[Extracted records]

◇ ◇ ◇ ◇

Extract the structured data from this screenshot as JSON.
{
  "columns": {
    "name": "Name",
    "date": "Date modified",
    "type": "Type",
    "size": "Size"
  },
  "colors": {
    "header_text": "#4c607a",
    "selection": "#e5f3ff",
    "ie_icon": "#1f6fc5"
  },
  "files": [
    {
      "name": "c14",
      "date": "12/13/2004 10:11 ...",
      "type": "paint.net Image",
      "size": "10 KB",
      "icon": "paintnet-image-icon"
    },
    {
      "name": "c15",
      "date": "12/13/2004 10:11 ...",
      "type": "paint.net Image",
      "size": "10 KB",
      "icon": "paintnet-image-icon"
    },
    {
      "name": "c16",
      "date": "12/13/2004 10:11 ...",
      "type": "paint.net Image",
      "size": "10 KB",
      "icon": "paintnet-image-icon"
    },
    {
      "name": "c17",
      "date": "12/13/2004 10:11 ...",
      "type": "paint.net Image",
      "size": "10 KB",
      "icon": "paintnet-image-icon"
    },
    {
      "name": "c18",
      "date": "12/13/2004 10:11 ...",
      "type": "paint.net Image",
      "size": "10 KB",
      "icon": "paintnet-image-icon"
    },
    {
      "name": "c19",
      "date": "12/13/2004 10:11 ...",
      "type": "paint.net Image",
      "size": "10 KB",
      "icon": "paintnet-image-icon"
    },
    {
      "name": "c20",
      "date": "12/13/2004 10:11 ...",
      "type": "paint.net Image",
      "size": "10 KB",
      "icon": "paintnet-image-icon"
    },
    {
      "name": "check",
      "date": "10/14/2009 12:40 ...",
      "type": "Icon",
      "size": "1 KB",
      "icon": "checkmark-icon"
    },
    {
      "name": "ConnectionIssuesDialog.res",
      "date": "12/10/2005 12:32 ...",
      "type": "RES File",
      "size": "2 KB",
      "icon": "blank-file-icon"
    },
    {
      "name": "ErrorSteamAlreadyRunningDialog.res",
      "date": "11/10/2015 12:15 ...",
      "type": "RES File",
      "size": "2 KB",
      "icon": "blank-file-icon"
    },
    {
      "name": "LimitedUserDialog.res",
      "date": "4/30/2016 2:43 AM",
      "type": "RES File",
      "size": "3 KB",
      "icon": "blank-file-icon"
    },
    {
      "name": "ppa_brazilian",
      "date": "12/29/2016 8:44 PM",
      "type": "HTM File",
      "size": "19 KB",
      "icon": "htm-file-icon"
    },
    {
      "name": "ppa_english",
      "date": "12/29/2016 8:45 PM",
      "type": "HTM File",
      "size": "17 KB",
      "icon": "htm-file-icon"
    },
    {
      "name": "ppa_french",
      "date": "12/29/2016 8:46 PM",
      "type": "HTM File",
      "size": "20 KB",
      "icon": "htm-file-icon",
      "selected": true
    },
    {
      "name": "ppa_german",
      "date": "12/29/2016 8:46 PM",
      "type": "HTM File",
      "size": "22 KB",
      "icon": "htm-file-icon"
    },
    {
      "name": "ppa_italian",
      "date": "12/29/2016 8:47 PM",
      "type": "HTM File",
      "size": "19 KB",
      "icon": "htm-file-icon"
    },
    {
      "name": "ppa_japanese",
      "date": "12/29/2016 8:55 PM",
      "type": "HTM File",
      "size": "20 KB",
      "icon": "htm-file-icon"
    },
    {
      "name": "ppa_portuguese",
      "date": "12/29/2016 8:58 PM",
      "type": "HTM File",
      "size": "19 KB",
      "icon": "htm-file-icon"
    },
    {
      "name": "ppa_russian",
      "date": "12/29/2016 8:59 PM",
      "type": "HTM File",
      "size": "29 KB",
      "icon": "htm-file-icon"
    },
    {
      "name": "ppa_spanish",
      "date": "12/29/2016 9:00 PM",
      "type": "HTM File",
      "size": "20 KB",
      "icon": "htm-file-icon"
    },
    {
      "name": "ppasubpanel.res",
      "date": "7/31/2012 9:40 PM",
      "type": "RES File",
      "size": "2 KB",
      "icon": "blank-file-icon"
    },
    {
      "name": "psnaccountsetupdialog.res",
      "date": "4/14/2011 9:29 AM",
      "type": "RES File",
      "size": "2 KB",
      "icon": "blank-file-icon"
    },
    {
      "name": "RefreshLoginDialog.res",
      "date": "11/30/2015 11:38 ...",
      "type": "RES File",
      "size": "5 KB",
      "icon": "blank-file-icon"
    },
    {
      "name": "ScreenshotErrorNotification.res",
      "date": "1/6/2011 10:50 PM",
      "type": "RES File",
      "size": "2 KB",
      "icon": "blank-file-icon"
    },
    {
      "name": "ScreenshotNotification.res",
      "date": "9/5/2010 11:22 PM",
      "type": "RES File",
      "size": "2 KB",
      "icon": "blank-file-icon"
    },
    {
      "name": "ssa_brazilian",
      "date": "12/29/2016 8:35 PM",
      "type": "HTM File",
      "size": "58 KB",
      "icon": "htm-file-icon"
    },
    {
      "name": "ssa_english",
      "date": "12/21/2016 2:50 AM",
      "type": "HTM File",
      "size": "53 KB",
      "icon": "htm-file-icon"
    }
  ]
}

◇ ◇ ◇ ◇

Write out the full listing, keeping every line exactly as it is.

• **ANSWER FOR THIS EXERCISE**:
Extract the structured data from this screenshot as JSON.
{
  "columns": {
    "name": "Name",
    "date": "Date modified",
    "type": "Type",
    "size": "Size"
  },
  "colors": {
    "header_text": "#4c607a",
    "selection": "#e5f3ff",
    "ie_icon": "#1f6fc5"
  },
  "files": [
    {
      "name": "c14",
      "date": "12/13/2004 10:11 ...",
      "type": "paint.net Image",
      "size": "10 KB",
      "icon": "paintnet-image-icon"
    },
    {
      "name": "c15",
      "date": "12/13/2004 10:11 ...",
      "type": "paint.net Image",
      "size": "10 KB",
      "icon": "paintnet-image-icon"
    },
    {
      "name": "c16",
      "date": "12/13/2004 10:11 ...",
      "type": "paint.net Image",
      "size": "10 KB",
      "icon": "paintnet-image-icon"
    },
    {
      "name": "c17",
      "date": "12/13/2004 10:11 ...",
      "type": "paint.net Image",
      "size": "10 KB",
      "icon": "paintnet-image-icon"
    },
    {
      "name": "c18",
      "date": "12/13/2004 10:11 ...",
      "type": "paint.net Image",
      "size": "10 KB",
      "icon": "paintnet-image-icon"
    },
    {
      "name": "c19",
      "date": "12/13/2004 10:11 ...",
      "type": "paint.net Image",
      "size": "10 KB",
      "icon": "paintnet-image-icon"
    },
    {
      "name": "c20",
      "date": "12/13/2004 10:11 ...",
      "type": "paint.net Image",
      "size": "10 KB",
      "icon": "paintnet-image-icon"
    },
    {
      "name": "check",
      "date": "10/14/2009 12:40 ...",
      "type": "Icon",
      "size": "1 KB",
      "icon": "checkmark-icon"
    },
    {
      "name": "ConnectionIssuesDialog.res",
      "date": "12/10/2005 12:32 ...",
      "type": "RES File",
      "size": "2 KB",
      "icon": "blank-file-icon"
    },
    {
      "name": "ErrorSteamAlreadyRunningDialog.res",
      "date": "11/10/2015 12:15 ...",
      "type": "RES File",
      "size": "2 KB",
      "icon": "blank-file-icon"
    },
    {
      "name": "LimitedUserDialog.res",
      "date": "4/30/2016 2:43 AM",
      "type": "RES File",
      "size": "3 KB",
      "icon": "blank-file-icon"
    },
    {
      "name": "ppa_brazilian",
      "date": "12/29/2016 8:44 PM",
      "type": "HTM File",
      "size": "19 KB",
      "icon": "htm-file-icon"
    },
    {
      "name": "ppa_english",
      "date": "12/29/2016 8:45 PM",
      "type": "HTM File",
      "size": "17 KB",
      "icon": "htm-file-icon"
    },
    {
      "name": "ppa_french",
      "date": "12/29/2016 8:46 PM",
      "type": "HTM File",
      "size": "20 KB",
      "icon": "htm-file-icon",
      "selected": true
    },
    {
      "name": "ppa_german",
      "date": "12/29/2016 8:46 PM",
      "type": "HTM File",
      "size": "22 KB",
      "icon": "htm-file-icon"
    },
    {
      "name": "ppa_italian",
      "date": "12/29/2016 8:47 PM",
      "type": "HTM File",
      "size": "19 KB",
      "icon": "htm-file-icon"
    },
    {
      "name": "ppa_japanese",
      "date": "12/29/2016 8:55 PM",
      "type": "HTM File",
      "size": "20 KB",
      "icon": "htm-file-icon"
    },
    {
      "name": "ppa_portuguese",
      "date": "12/29/2016 8:58 PM",
      "type": "HTM File",
      "size": "19 KB",
      "icon": "htm-file-icon"
    },
    {
      "name": "ppa_russian",
      "date": "12/29/2016 8:59 PM",
      "type": "HTM File",
      "size": "29 KB",
      "icon": "htm-file-icon"
    },
    {
      "name": "ppa_spanish",
      "date": "12/29/2016 9:00 PM",
      "type": "HTM File",
      "size": "20 KB",
      "icon": "htm-file-icon"
    },
    {
      "name": "ppasubpanel.res",
      "date": "7/31/2012 9:40 PM",
      "type": "RES File",
      "size": "2 KB",
      "icon": "blank-file-icon"
    },
    {
      "name": "psnaccountsetupdialog.res",
      "date": "4/14/2011 9:29 AM",
      "type": "RES File",
      "size": "2 KB",
      "icon": "blank-file-icon"
    },
    {
      "name": "RefreshLoginDialog.res",
      "date": "11/30/2015 11:38 ...",
      "type": "RES File",
      "size": "5 KB",
      "icon": "blank-file-icon"
    },
    {
      "name": "ScreenshotErrorNotification.res",
      "date": "1/6/2011 10:50 PM",
      "type": "RES File",
      "size": "2 KB",
      "icon": "blank-file-icon"
    },
    {
      "name": "ScreenshotNotification.res",
      "date": "9/5/2010 11:22 PM",
      "type": "RES File",
      "size": "2 KB",
      "icon": "blank-file-icon"
    },
    {
      "name": "ssa_brazilian",
      "date": "12/29/2016 8:35 PM",
      "type": "HTM File",
      "size": "58 KB",
      "icon": "htm-file-icon"
    },
    {
      "name": "ssa_english",
      "date": "12/21/2016 2:50 AM",
      "type": "HTM File",
      "size": "53 KB",
      "icon": "htm-file-icon"
    }
  ]
}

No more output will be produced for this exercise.